▶ [Items from a figure collection]
════════════════════
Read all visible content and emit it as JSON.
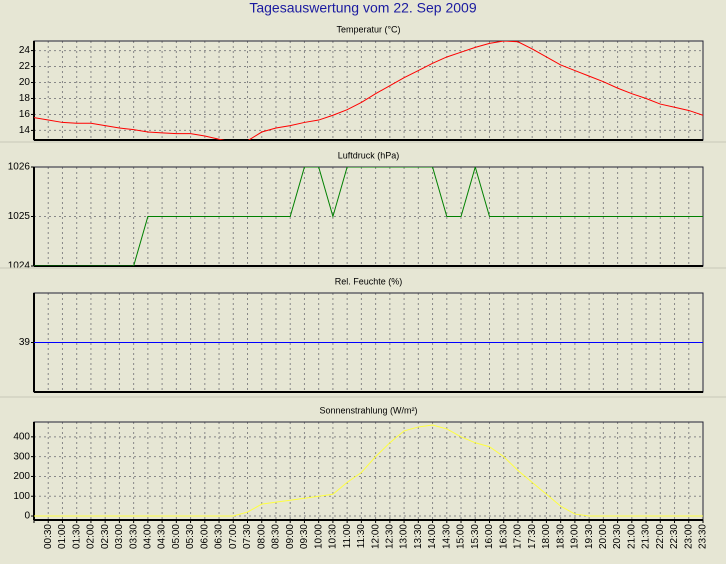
{
  "title": "Tagesauswertung vom 22. Sep 2009",
  "chart_data": [
    {
      "type": "line",
      "title": "Temperatur (°C)",
      "ylim": [
        12.8,
        25.2
      ],
      "yticks": [
        14,
        16,
        18,
        20,
        22,
        24
      ],
      "grid": true,
      "series": [
        {
          "name": "Temperatur",
          "color": "#ff0000",
          "values": [
            15.6,
            15.3,
            15.0,
            14.9,
            14.9,
            14.6,
            14.3,
            14.1,
            13.8,
            13.7,
            13.6,
            13.6,
            13.3,
            12.9,
            12.5,
            12.7,
            13.8,
            14.3,
            14.6,
            15.0,
            15.3,
            15.9,
            16.6,
            17.5,
            18.6,
            19.6,
            20.6,
            21.5,
            22.4,
            23.2,
            23.8,
            24.4,
            24.9,
            25.2,
            25.1,
            24.2,
            23.2,
            22.2,
            21.5,
            20.8,
            20.1,
            19.3,
            18.6,
            18.0,
            17.3,
            16.9,
            16.5,
            15.9
          ]
        }
      ]
    },
    {
      "type": "line",
      "title": "Luftdruck (hPa)",
      "ylim": [
        1024,
        1026
      ],
      "yticks": [
        1024,
        1025,
        1026
      ],
      "grid": true,
      "series": [
        {
          "name": "Luftdruck",
          "color": "#008000",
          "values": [
            1024,
            1024,
            1024,
            1024,
            1024,
            1024,
            1024,
            1024,
            1025,
            1025,
            1025,
            1025,
            1025,
            1025,
            1025,
            1025,
            1025,
            1025,
            1025,
            1026,
            1026,
            1025,
            1026,
            1026,
            1026,
            1026,
            1026,
            1026,
            1026,
            1025,
            1025,
            1026,
            1025,
            1025,
            1025,
            1025,
            1025,
            1025,
            1025,
            1025,
            1025,
            1025,
            1025,
            1025,
            1025,
            1025,
            1025,
            1025
          ]
        }
      ]
    },
    {
      "type": "line",
      "title": "Rel. Feuchte (%)",
      "ylim": [
        38,
        40
      ],
      "yticks": [
        39
      ],
      "grid": true,
      "series": [
        {
          "name": "Rel. Feuchte",
          "color": "#0000ff",
          "values": [
            39,
            39,
            39,
            39,
            39,
            39,
            39,
            39,
            39,
            39,
            39,
            39,
            39,
            39,
            39,
            39,
            39,
            39,
            39,
            39,
            39,
            39,
            39,
            39,
            39,
            39,
            39,
            39,
            39,
            39,
            39,
            39,
            39,
            39,
            39,
            39,
            39,
            39,
            39,
            39,
            39,
            39,
            39,
            39,
            39,
            39,
            39,
            39
          ]
        }
      ]
    },
    {
      "type": "line",
      "title": "Sonnenstrahlung (W/m²)",
      "ylim": [
        -20,
        475
      ],
      "yticks": [
        0,
        100,
        200,
        300,
        400
      ],
      "grid": true,
      "categories": [
        null,
        "00:30",
        "01:00",
        "01:30",
        "02:00",
        "02:30",
        "03:00",
        "03:30",
        "04:00",
        "04:30",
        "05:00",
        "05:30",
        "06:00",
        "06:30",
        "07:00",
        "07:30",
        "08:00",
        "08:30",
        "09:00",
        "09:30",
        "10:00",
        "10:30",
        "11:00",
        "11:30",
        "12:00",
        "12:30",
        "13:00",
        "13:30",
        "14:00",
        "14:30",
        "15:00",
        "15:30",
        "16:00",
        "16:30",
        "17:00",
        "17:30",
        "18:00",
        "18:30",
        "19:00",
        "19:30",
        "20:00",
        "20:30",
        "21:00",
        "21:30",
        "22:00",
        "22:30",
        "23:00",
        "23:30"
      ],
      "series": [
        {
          "name": "Sonnenstrahlung",
          "color": "#ffff40",
          "values": [
            0,
            0,
            0,
            0,
            0,
            0,
            0,
            0,
            0,
            0,
            0,
            0,
            0,
            0,
            0,
            20,
            60,
            70,
            80,
            90,
            100,
            110,
            170,
            220,
            300,
            370,
            430,
            450,
            460,
            440,
            400,
            370,
            350,
            300,
            230,
            170,
            110,
            50,
            10,
            0,
            0,
            0,
            0,
            0,
            0,
            0,
            0,
            0
          ]
        }
      ]
    }
  ]
}
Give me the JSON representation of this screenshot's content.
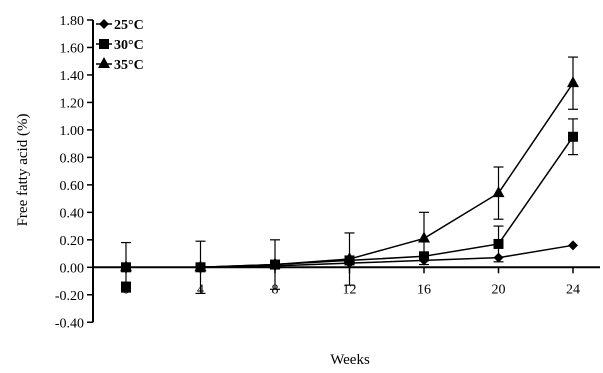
{
  "chart_data": {
    "type": "line",
    "title": "",
    "xlabel": "Weeks",
    "ylabel": "Free fatty acid (%)",
    "x": [
      0,
      4,
      8,
      12,
      16,
      20,
      24
    ],
    "xticks": [
      "0",
      "4",
      "8",
      "12",
      "16",
      "20",
      "24"
    ],
    "ylim": [
      -0.4,
      1.8
    ],
    "yticks": [
      "-0.40",
      "-0.20",
      "0.00",
      "0.20",
      "0.40",
      "0.60",
      "0.80",
      "1.00",
      "1.20",
      "1.40",
      "1.60",
      "1.80"
    ],
    "ytick_values": [
      -0.4,
      -0.2,
      0.0,
      0.2,
      0.4,
      0.6,
      0.8,
      1.0,
      1.2,
      1.4,
      1.6,
      1.8
    ],
    "legend_position": "top-left",
    "grid": false,
    "series": [
      {
        "name": "25°C",
        "marker": "diamond",
        "values": [
          0.0,
          0.0,
          0.01,
          0.03,
          0.05,
          0.07,
          0.16
        ],
        "errors": [
          0.0,
          0.0,
          0.0,
          0.0,
          0.0,
          0.0,
          0.0
        ]
      },
      {
        "name": "30°C",
        "marker": "square",
        "values": [
          0.0,
          0.0,
          0.02,
          0.05,
          0.08,
          0.17,
          0.95
        ],
        "errors": [
          0.0,
          0.0,
          0.0,
          0.0,
          0.0,
          0.13,
          0.13
        ]
      },
      {
        "name": "35°C",
        "marker": "triangle",
        "values": [
          0.0,
          0.0,
          0.02,
          0.06,
          0.21,
          0.54,
          1.34
        ],
        "errors": [
          0.18,
          0.19,
          0.18,
          0.19,
          0.19,
          0.19,
          0.19
        ]
      }
    ]
  }
}
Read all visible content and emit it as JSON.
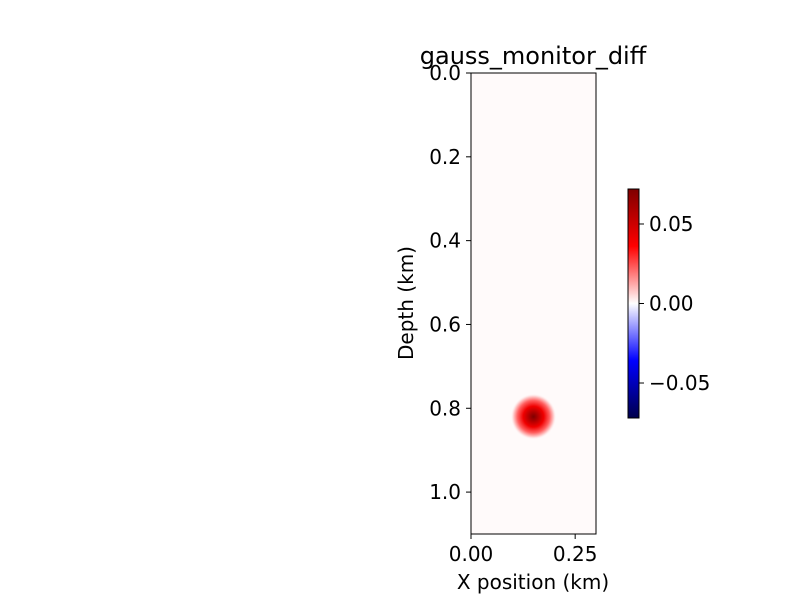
{
  "chart_data": {
    "type": "heatmap",
    "title": "gauss_monitor_diff",
    "xlabel": "X position (km)",
    "ylabel": "Depth (km)",
    "xlim": [
      0.0,
      0.3
    ],
    "ylim": [
      1.1,
      0.0
    ],
    "x_ticks": [
      0.0,
      0.25
    ],
    "x_tick_labels": [
      "0.00",
      "0.25"
    ],
    "y_ticks": [
      0.0,
      0.2,
      0.4,
      0.6,
      0.8,
      1.0
    ],
    "y_tick_labels": [
      "0.0",
      "0.2",
      "0.4",
      "0.6",
      "0.8",
      "1.0"
    ],
    "colormap": "seismic",
    "colormap_colors": [
      "#00004c",
      "#0000ff",
      "#ffffff",
      "#ff0000",
      "#7f0000"
    ],
    "colorbar": {
      "vmin": -0.072,
      "vmax": 0.072,
      "ticks": [
        -0.05,
        0.0,
        0.05
      ],
      "tick_labels": [
        "−0.05",
        "0.00",
        "0.05"
      ]
    },
    "background_value": 0.0003,
    "anomaly": {
      "center_x": 0.15,
      "center_depth": 0.82,
      "sigma": 0.025,
      "peak_value": 0.072
    },
    "grid": false,
    "legend": "none"
  }
}
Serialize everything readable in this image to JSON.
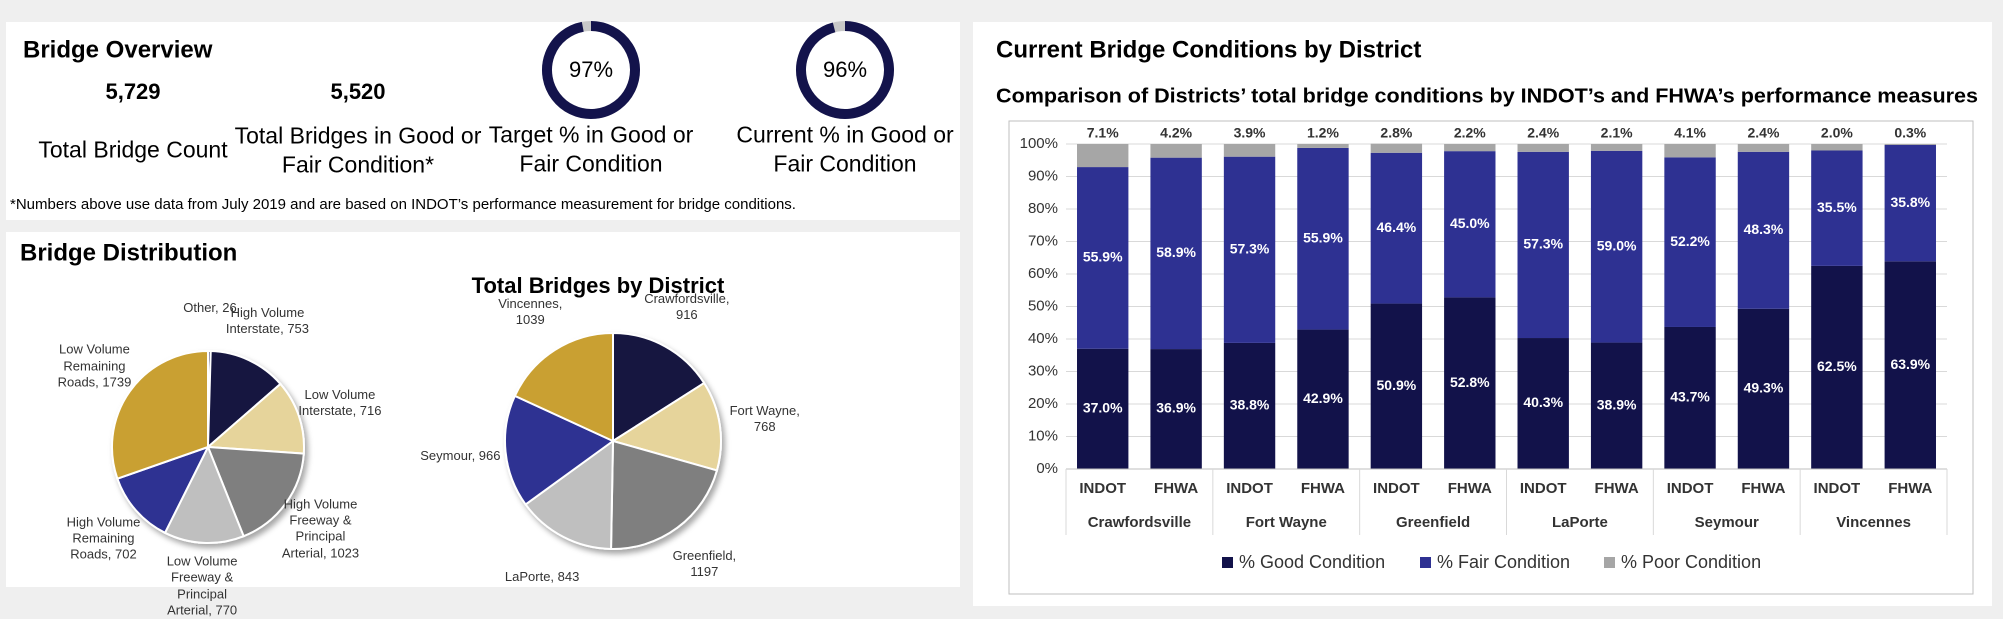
{
  "overview": {
    "title": "Bridge Overview",
    "kpis": [
      {
        "value": "5,729",
        "label": "Total Bridge Count"
      },
      {
        "value": "5,520",
        "label": "Total Bridges in Good or Fair Condition*"
      }
    ],
    "footnote": "*Numbers above use data from July 2019 and are based on INDOT’s performance measurement for bridge conditions."
  },
  "distribution": {
    "title": "Bridge Distribution"
  },
  "chart_data": [
    {
      "type": "donut",
      "value": 97,
      "value_label": "97%",
      "range": [
        0,
        100
      ],
      "label": "Target % in Good or Fair Condition",
      "colors": [
        "#13134b",
        "#c8c8c8"
      ]
    },
    {
      "type": "donut",
      "value": 96,
      "value_label": "96%",
      "range": [
        0,
        100
      ],
      "label": "Current % in Good or Fair Condition",
      "colors": [
        "#13134b",
        "#c8c8c8"
      ]
    },
    {
      "type": "pie",
      "values": [
        26,
        753,
        716,
        1023,
        770,
        702,
        1739
      ],
      "value_labels": [
        "Other, 26",
        "High Volume Interstate, 753",
        "Low Volume Interstate, 716",
        "High Volume Freeway & Principal Arterial, 1023",
        "Low Volume Freeway & Principal Arterial, 770",
        "High Volume Remaining Roads, 702",
        "Low Volume Remaining Roads, 1739"
      ],
      "colors": [
        "#3b3b6b",
        "#14143f",
        "#e6d49b",
        "#7f7f7f",
        "#bfbfbf",
        "#2e3192",
        "#c9a032"
      ]
    },
    {
      "type": "pie",
      "title": "Total Bridges by District",
      "values": [
        916,
        768,
        1197,
        843,
        966,
        1039
      ],
      "value_labels": [
        "Crawfordsville, 916",
        "Fort Wayne, 768",
        "Greenfield, 1197",
        "LaPorte, 843",
        "Seymour, 966",
        "Vincennes, 1039"
      ],
      "colors": [
        "#14143f",
        "#e6d49b",
        "#7f7f7f",
        "#bfbfbf",
        "#2e3192",
        "#c9a032"
      ]
    },
    {
      "type": "bar",
      "stacked": true,
      "title": "Current Bridge Conditions by District",
      "subtitle": "Comparison of Districts’ total bridge conditions by INDOT’s and FHWA’s performance measures",
      "categories": [
        "INDOT",
        "FHWA",
        "INDOT",
        "FHWA",
        "INDOT",
        "FHWA",
        "INDOT",
        "FHWA",
        "INDOT",
        "FHWA",
        "INDOT",
        "FHWA"
      ],
      "groups": [
        "Crawfordsville",
        "Fort Wayne",
        "Greenfield",
        "LaPorte",
        "Seymour",
        "Vincennes"
      ],
      "series": [
        {
          "name": "% Good Condition",
          "color": "#12124a",
          "values": [
            37.0,
            36.9,
            38.8,
            42.9,
            50.9,
            52.8,
            40.3,
            38.9,
            43.7,
            49.3,
            62.5,
            63.9
          ],
          "value_labels": [
            "37.0%",
            "36.9%",
            "38.8%",
            "42.9%",
            "50.9%",
            "52.8%",
            "40.3%",
            "38.9%",
            "43.7%",
            "49.3%",
            "62.5%",
            "63.9%"
          ]
        },
        {
          "name": "% Fair Condition",
          "color": "#2e3192",
          "values": [
            55.9,
            58.9,
            57.3,
            55.9,
            46.4,
            45.0,
            57.3,
            59.0,
            52.2,
            48.3,
            35.5,
            35.8
          ],
          "value_labels": [
            "55.9%",
            "58.9%",
            "57.3%",
            "55.9%",
            "46.4%",
            "45.0%",
            "57.3%",
            "59.0%",
            "52.2%",
            "48.3%",
            "35.5%",
            "35.8%"
          ]
        },
        {
          "name": "% Poor Condition",
          "color": "#a6a6a6",
          "values": [
            7.1,
            4.2,
            3.9,
            1.2,
            2.8,
            2.2,
            2.4,
            2.1,
            4.1,
            2.4,
            2.0,
            0.3
          ],
          "value_labels": [
            "7.1%",
            "4.2%",
            "3.9%",
            "1.2%",
            "2.8%",
            "2.2%",
            "2.4%",
            "2.1%",
            "4.1%",
            "2.4%",
            "2.0%",
            "0.3%"
          ]
        }
      ],
      "ylim": [
        0,
        100
      ],
      "yticks": [
        {
          "value": 0,
          "label": "0%"
        },
        {
          "value": 10,
          "label": "10%"
        },
        {
          "value": 20,
          "label": "20%"
        },
        {
          "value": 30,
          "label": "30%"
        },
        {
          "value": 40,
          "label": "40%"
        },
        {
          "value": 50,
          "label": "50%"
        },
        {
          "value": 60,
          "label": "60%"
        },
        {
          "value": 70,
          "label": "70%"
        },
        {
          "value": 80,
          "label": "80%"
        },
        {
          "value": 90,
          "label": "90%"
        },
        {
          "value": 100,
          "label": "100%"
        }
      ],
      "grid": true,
      "legend": "bottom"
    }
  ]
}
════════════════════
Out of the preceding entries, pull every line containing the string "this".

▶ [Solved exercise]
Give me the JSON representation of this screenshot's content.
Serialize everything readable in this image to JSON.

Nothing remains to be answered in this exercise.